Required task: Copy all of the material below exactly.

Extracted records
[Begin]

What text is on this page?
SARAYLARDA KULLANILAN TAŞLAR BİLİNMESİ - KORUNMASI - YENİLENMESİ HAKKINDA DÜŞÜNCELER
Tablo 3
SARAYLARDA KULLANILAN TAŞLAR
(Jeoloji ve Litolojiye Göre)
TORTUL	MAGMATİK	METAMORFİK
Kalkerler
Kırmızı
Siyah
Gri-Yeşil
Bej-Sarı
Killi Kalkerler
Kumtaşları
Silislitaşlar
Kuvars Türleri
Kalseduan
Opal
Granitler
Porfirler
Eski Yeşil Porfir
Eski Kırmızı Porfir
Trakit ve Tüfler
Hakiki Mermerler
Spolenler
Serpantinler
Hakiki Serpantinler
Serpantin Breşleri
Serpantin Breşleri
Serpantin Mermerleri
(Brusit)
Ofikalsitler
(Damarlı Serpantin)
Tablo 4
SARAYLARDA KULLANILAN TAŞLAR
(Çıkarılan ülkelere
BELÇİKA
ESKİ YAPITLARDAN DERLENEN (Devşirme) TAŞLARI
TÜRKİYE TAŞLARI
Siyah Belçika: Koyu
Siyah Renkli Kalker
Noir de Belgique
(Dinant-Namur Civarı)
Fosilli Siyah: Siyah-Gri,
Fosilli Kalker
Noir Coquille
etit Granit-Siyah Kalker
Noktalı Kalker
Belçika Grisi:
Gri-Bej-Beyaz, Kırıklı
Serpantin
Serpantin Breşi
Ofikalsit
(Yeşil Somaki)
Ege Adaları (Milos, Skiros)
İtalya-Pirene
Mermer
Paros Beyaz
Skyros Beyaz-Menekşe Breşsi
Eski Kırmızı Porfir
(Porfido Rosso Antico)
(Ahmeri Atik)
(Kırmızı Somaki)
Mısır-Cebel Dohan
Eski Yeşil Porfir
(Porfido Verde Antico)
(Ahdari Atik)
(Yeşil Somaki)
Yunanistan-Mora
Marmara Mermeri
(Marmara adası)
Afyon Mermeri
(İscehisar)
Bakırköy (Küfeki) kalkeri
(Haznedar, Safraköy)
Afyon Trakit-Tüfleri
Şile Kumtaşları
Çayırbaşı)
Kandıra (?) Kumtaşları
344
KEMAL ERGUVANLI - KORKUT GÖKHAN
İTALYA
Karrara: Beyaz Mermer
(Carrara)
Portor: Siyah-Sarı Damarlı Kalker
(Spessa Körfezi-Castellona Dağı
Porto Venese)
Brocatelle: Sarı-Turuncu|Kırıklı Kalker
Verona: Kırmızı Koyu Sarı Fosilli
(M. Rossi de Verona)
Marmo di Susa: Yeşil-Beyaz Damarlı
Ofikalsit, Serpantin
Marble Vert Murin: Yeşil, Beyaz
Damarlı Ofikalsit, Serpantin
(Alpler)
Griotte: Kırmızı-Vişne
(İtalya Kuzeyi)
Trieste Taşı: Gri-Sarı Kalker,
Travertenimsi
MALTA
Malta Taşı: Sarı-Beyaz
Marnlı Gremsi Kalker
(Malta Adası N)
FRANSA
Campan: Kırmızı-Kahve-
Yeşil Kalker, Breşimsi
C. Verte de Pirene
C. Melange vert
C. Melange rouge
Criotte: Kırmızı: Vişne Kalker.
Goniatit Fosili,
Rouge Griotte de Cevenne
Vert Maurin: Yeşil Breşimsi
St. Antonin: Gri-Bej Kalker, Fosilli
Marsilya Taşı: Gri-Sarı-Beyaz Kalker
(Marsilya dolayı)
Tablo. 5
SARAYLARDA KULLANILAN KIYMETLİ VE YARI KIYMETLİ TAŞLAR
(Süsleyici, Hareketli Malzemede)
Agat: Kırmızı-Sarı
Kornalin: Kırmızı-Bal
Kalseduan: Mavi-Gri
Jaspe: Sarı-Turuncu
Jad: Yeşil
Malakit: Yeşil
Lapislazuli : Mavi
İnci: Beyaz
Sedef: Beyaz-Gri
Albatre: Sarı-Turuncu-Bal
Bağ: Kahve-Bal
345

[End]

Result of the task:
What text is on this page?
SARAYLARDA KULLANILAN TAŞLAR BİLİNMESİ - KORUNMASI - YENİLENMESİ HAKKINDA DÜŞÜNCELER
Tablo 3
SARAYLARDA KULLANILAN TAŞLAR
(Jeoloji ve Litolojiye Göre)
TORTUL	MAGMATİK	METAMORFİK
Kalkerler
Kırmızı
Siyah
Gri-Yeşil
Bej-Sarı
Killi Kalkerler
Kumtaşları
Silislitaşlar
Kuvars Türleri
Kalseduan
Opal
Granitler
Porfirler
Eski Yeşil Porfir
Eski Kırmızı Porfir
Trakit ve Tüfler
Hakiki Mermerler
Spolenler
Serpantinler
Hakiki Serpantinler
Serpantin Breşleri
Serpantin Breşleri
Serpantin Mermerleri
(Brusit)
Ofikalsitler
(Damarlı Serpantin)
Tablo 4
SARAYLARDA KULLANILAN TAŞLAR
(Çıkarılan ülkelere
BELÇİKA
ESKİ YAPITLARDAN DERLENEN (Devşirme) TAŞLARI
TÜRKİYE TAŞLARI
Siyah Belçika: Koyu
Siyah Renkli Kalker
Noir de Belgique
(Dinant-Namur Civarı)
Fosilli Siyah: Siyah-Gri,
Fosilli Kalker
Noir Coquille
etit Granit-Siyah Kalker
Noktalı Kalker
Belçika Grisi:
Gri-Bej-Beyaz, Kırıklı
Serpantin
Serpantin Breşi
Ofikalsit
(Yeşil Somaki)
Ege Adaları (Milos, Skiros)
İtalya-Pirene
Mermer
Paros Beyaz
Skyros Beyaz-Menekşe Breşsi
Eski Kırmızı Porfir
(Porfido Rosso Antico)
(Ahmeri Atik)
(Kırmızı Somaki)
Mısır-Cebel Dohan
Eski Yeşil Porfir
(Porfido Verde Antico)
(Ahdari Atik)
(Yeşil Somaki)
Yunanistan-Mora
Marmara Mermeri
(Marmara adası)
Afyon Mermeri
(İscehisar)
Bakırköy (Küfeki) kalkeri
(Haznedar, Safraköy)
Afyon Trakit-Tüfleri
Şile Kumtaşları
Çayırbaşı)
Kandıra (?) Kumtaşları
344
KEMAL ERGUVANLI - KORKUT GÖKHAN
İTALYA
Karrara: Beyaz Mermer
(Carrara)
Portor: Siyah-Sarı Damarlı Kalker
(Spessa Körfezi-Castellona Dağı
Porto Venese)
Brocatelle: Sarı-Turuncu|Kırıklı Kalker
Verona: Kırmızı Koyu Sarı Fosilli
(M. Rossi de Verona)
Marmo di Susa: Yeşil-Beyaz Damarlı
Ofikalsit, Serpantin
Marble Vert Murin: Yeşil, Beyaz
Damarlı Ofikalsit, Serpantin
(Alpler)
Griotte: Kırmızı-Vişne
(İtalya Kuzeyi)
Trieste Taşı: Gri-Sarı Kalker,
Travertenimsi
MALTA
Malta Taşı: Sarı-Beyaz
Marnlı Gremsi Kalker
(Malta Adası N)
FRANSA
Campan: Kırmızı-Kahve-
Yeşil Kalker, Breşimsi
C. Verte de Pirene
C. Melange vert
C. Melange rouge
Criotte: Kırmızı: Vişne Kalker.
Goniatit Fosili,
Rouge Griotte de Cevenne
Vert Maurin: Yeşil Breşimsi
St. Antonin: Gri-Bej Kalker, Fosilli
Marsilya Taşı: Gri-Sarı-Beyaz Kalker
(Marsilya dolayı)
Tablo. 5
SARAYLARDA KULLANILAN KIYMETLİ VE YARI KIYMETLİ TAŞLAR
(Süsleyici, Hareketli Malzemede)
Agat: Kırmızı-Sarı
Kornalin: Kırmızı-Bal
Kalseduan: Mavi-Gri
Jaspe: Sarı-Turuncu
Jad: Yeşil
Malakit: Yeşil
Lapislazuli : Mavi
İnci: Beyaz
Sedef: Beyaz-Gri
Albatre: Sarı-Turuncu-Bal
Bağ: Kahve-Bal
345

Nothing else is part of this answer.